Goal:
Your task is to transcribe all of the records exactly and leave out the pictures.

[START OF Source data]

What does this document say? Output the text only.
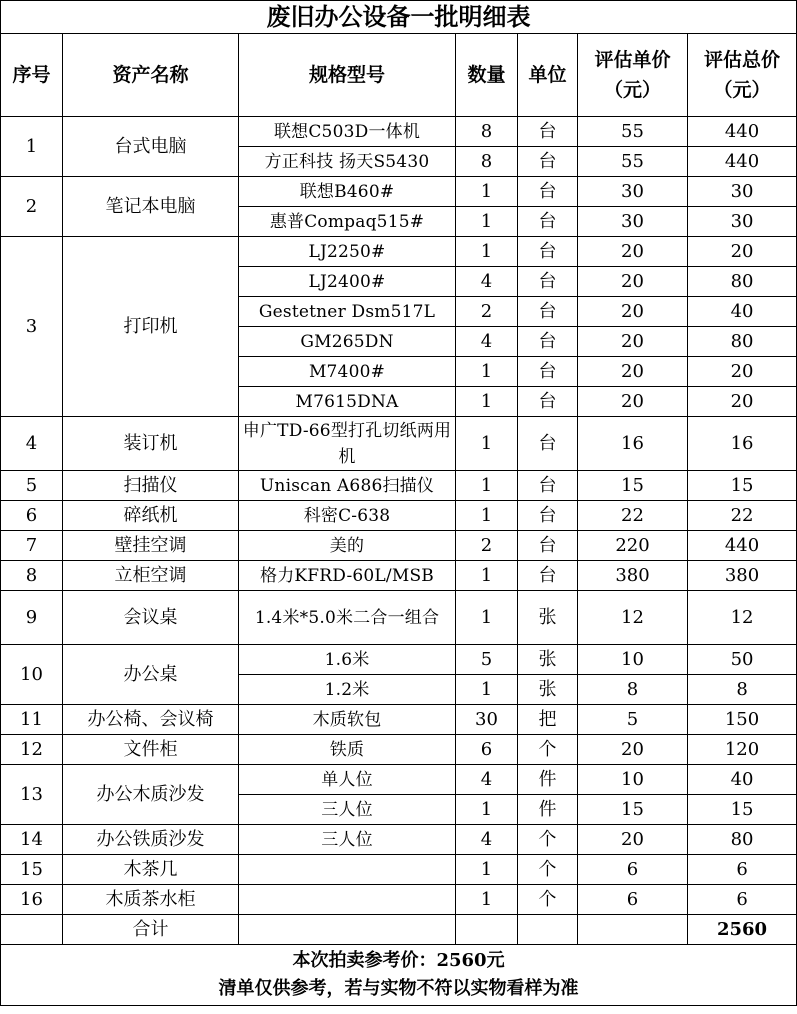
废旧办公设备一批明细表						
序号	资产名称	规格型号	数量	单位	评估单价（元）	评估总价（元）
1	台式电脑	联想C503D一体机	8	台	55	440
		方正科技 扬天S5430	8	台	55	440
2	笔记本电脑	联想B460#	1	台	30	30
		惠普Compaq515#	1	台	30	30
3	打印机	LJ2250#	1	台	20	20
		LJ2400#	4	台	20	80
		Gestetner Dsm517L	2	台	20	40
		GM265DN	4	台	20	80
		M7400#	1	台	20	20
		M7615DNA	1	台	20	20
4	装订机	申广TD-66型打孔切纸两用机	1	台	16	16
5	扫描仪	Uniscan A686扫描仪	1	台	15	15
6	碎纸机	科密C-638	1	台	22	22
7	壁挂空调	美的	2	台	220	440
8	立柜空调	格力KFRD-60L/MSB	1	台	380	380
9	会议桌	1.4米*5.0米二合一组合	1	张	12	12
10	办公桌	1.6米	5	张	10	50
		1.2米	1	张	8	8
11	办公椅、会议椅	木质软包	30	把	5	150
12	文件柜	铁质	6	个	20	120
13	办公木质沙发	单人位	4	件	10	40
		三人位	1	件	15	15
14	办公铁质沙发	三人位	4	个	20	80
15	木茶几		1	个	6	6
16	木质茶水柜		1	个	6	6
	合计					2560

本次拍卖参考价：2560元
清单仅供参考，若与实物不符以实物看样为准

[END OF Source data]

Answer to this task:
What does this document say? Output the text only.
废旧办公设备一批明细表						
序号	资产名称	规格型号	数量	单位	评估单价（元）	评估总价（元）
1	台式电脑	联想C503D一体机	8	台	55	440
		方正科技 扬天S5430	8	台	55	440
2	笔记本电脑	联想B460#	1	台	30	30
		惠普Compaq515#	1	台	30	30
3	打印机	LJ2250#	1	台	20	20
		LJ2400#	4	台	20	80
		Gestetner Dsm517L	2	台	20	40
		GM265DN	4	台	20	80
		M7400#	1	台	20	20
		M7615DNA	1	台	20	20
4	装订机	申广TD-66型打孔切纸两用机	1	台	16	16
5	扫描仪	Uniscan A686扫描仪	1	台	15	15
6	碎纸机	科密C-638	1	台	22	22
7	壁挂空调	美的	2	台	220	440
8	立柜空调	格力KFRD-60L/MSB	1	台	380	380
9	会议桌	1.4米*5.0米二合一组合	1	张	12	12
10	办公桌	1.6米	5	张	10	50
		1.2米	1	张	8	8
11	办公椅、会议椅	木质软包	30	把	5	150
12	文件柜	铁质	6	个	20	120
13	办公木质沙发	单人位	4	件	10	40
		三人位	1	件	15	15
14	办公铁质沙发	三人位	4	个	20	80
15	木茶几		1	个	6	6
16	木质茶水柜		1	个	6	6
	合计					2560

本次拍卖参考价：2560元
清单仅供参考，若与实物不符以实物看样为准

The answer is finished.